— start of SUPPLIED RECORDS —

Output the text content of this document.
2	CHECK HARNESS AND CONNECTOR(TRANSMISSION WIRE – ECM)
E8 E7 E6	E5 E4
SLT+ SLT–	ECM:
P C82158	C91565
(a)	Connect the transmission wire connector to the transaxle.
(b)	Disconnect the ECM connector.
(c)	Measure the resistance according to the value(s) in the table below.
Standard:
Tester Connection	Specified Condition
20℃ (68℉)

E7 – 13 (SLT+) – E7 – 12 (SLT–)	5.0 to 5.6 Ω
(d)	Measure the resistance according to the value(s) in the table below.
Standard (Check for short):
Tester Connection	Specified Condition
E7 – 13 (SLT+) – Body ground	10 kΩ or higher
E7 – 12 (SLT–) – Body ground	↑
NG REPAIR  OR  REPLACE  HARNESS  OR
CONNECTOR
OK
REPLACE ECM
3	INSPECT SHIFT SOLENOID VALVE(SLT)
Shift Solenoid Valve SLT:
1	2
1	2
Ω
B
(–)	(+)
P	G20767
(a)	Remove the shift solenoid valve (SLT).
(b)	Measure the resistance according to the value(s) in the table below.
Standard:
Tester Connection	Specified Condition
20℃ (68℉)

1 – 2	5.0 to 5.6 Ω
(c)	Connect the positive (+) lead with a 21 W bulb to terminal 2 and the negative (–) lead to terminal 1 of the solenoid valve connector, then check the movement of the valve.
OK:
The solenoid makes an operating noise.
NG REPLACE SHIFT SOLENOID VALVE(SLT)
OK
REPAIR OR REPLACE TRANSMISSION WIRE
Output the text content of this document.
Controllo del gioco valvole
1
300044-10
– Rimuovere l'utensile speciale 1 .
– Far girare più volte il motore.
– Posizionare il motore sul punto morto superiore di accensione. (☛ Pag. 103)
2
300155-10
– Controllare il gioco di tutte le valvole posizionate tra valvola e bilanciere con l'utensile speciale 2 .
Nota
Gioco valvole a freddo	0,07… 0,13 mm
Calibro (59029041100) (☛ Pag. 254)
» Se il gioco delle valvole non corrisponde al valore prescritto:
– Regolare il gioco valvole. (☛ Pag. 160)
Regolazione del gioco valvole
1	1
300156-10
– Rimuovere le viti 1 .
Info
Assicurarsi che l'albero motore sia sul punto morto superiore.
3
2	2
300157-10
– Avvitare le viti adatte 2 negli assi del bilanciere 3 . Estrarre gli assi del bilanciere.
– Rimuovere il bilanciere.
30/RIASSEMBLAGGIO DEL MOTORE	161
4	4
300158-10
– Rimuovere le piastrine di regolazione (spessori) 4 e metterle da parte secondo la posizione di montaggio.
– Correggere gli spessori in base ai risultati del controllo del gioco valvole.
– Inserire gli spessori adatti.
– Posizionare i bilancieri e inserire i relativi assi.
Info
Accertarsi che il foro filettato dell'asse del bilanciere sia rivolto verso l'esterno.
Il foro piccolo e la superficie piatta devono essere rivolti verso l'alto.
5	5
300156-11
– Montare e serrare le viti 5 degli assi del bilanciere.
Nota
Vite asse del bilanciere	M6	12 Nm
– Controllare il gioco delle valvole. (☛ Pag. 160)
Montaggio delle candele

— end of SUPPLIED RECORDS —

#### GOAL
Every record shown above must be echoed exactly.

#### COMPLETED EXERCISE
Output the text content of this document.
2	CHECK HARNESS AND CONNECTOR(TRANSMISSION WIRE – ECM)
E8 E7 E6	E5 E4
SLT+ SLT–	ECM:
P C82158	C91565
(a)	Connect the transmission wire connector to the transaxle.
(b)	Disconnect the ECM connector.
(c)	Measure the resistance according to the value(s) in the table below.
Standard:
Tester Connection	Specified Condition
20℃ (68℉)

E7 – 13 (SLT+) – E7 – 12 (SLT–)	5.0 to 5.6 Ω
(d)	Measure the resistance according to the value(s) in the table below.
Standard (Check for short):
Tester Connection	Specified Condition
E7 – 13 (SLT+) – Body ground	10 kΩ or higher
E7 – 12 (SLT–) – Body ground	↑
NG REPAIR  OR  REPLACE  HARNESS  OR
CONNECTOR
OK
REPLACE ECM
3	INSPECT SHIFT SOLENOID VALVE(SLT)
Shift Solenoid Valve SLT:
1	2
1	2
Ω
B
(–)	(+)
P	G20767
(a)	Remove the shift solenoid valve (SLT).
(b)	Measure the resistance according to the value(s) in the table below.
Standard:
Tester Connection	Specified Condition
20℃ (68℉)

1 – 2	5.0 to 5.6 Ω
(c)	Connect the positive (+) lead with a 21 W bulb to terminal 2 and the negative (–) lead to terminal 1 of the solenoid valve connector, then check the movement of the valve.
OK:
The solenoid makes an operating noise.
NG REPLACE SHIFT SOLENOID VALVE(SLT)
OK
REPAIR OR REPLACE TRANSMISSION WIRE
Output the text content of this document.
Controllo del gioco valvole
1
300044-10
– Rimuovere l'utensile speciale 1 .
– Far girare più volte il motore.
– Posizionare il motore sul punto morto superiore di accensione. (☛ Pag. 103)
2
300155-10
– Controllare il gioco di tutte le valvole posizionate tra valvola e bilanciere con l'utensile speciale 2 .
Nota
Gioco valvole a freddo	0,07… 0,13 mm
Calibro (59029041100) (☛ Pag. 254)
» Se il gioco delle valvole non corrisponde al valore prescritto:
– Regolare il gioco valvole. (☛ Pag. 160)
Regolazione del gioco valvole
1	1
300156-10
– Rimuovere le viti 1 .
Info
Assicurarsi che l'albero motore sia sul punto morto superiore.
3
2	2
300157-10
– Avvitare le viti adatte 2 negli assi del bilanciere 3 . Estrarre gli assi del bilanciere.
– Rimuovere il bilanciere.
30/RIASSEMBLAGGIO DEL MOTORE	161
4	4
300158-10
– Rimuovere le piastrine di regolazione (spessori) 4 e metterle da parte secondo la posizione di montaggio.
– Correggere gli spessori in base ai risultati del controllo del gioco valvole.
– Inserire gli spessori adatti.
– Posizionare i bilancieri e inserire i relativi assi.
Info
Accertarsi che il foro filettato dell'asse del bilanciere sia rivolto verso l'esterno.
Il foro piccolo e la superficie piatta devono essere rivolti verso l'alto.
5	5
300156-11
– Montare e serrare le viti 5 degli assi del bilanciere.
Nota
Vite asse del bilanciere	M6	12 Nm
– Controllare il gioco delle valvole. (☛ Pag. 160)
Montaggio delle candele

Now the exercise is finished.